(Figure data in JSON)
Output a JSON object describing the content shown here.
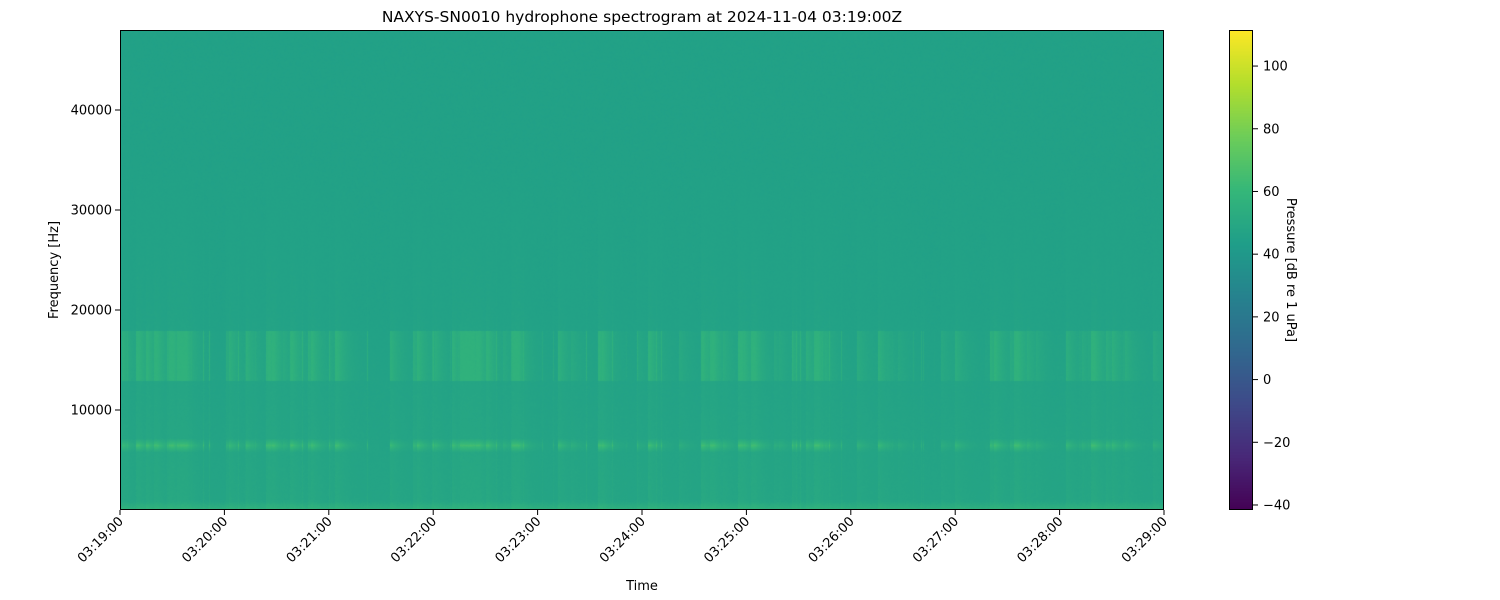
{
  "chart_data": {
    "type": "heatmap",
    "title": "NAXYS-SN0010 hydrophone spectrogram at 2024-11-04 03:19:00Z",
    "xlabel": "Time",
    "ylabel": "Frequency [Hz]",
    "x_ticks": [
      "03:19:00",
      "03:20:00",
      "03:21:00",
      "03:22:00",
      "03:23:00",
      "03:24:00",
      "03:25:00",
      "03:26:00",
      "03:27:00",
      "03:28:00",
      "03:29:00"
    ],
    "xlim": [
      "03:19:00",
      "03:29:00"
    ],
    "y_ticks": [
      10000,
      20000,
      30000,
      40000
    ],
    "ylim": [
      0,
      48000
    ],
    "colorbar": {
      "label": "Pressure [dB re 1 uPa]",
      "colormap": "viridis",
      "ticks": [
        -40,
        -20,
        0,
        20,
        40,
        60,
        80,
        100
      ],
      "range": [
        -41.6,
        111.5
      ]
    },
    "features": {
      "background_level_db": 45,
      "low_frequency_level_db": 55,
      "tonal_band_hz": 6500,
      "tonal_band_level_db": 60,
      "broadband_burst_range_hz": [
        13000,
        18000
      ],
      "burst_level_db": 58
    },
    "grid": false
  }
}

Aim of the task: Without the pictures, restate each entry exactly.

Solution to the problem:
Output a JSON object describing the content shown here.
{
  "chart_data": {
    "type": "heatmap",
    "title": "NAXYS-SN0010 hydrophone spectrogram at 2024-11-04 03:19:00Z",
    "xlabel": "Time",
    "ylabel": "Frequency [Hz]",
    "x_ticks": [
      "03:19:00",
      "03:20:00",
      "03:21:00",
      "03:22:00",
      "03:23:00",
      "03:24:00",
      "03:25:00",
      "03:26:00",
      "03:27:00",
      "03:28:00",
      "03:29:00"
    ],
    "xlim": [
      "03:19:00",
      "03:29:00"
    ],
    "y_ticks": [
      10000,
      20000,
      30000,
      40000
    ],
    "ylim": [
      0,
      48000
    ],
    "colorbar": {
      "label": "Pressure [dB re 1 uPa]",
      "colormap": "viridis",
      "ticks": [
        -40,
        -20,
        0,
        20,
        40,
        60,
        80,
        100
      ],
      "range": [
        -41.6,
        111.5
      ]
    },
    "features": {
      "background_level_db": 45,
      "low_frequency_level_db": 55,
      "tonal_band_hz": 6500,
      "tonal_band_level_db": 60,
      "broadband_burst_range_hz": [
        13000,
        18000
      ],
      "burst_level_db": 58
    },
    "grid": false
  }
}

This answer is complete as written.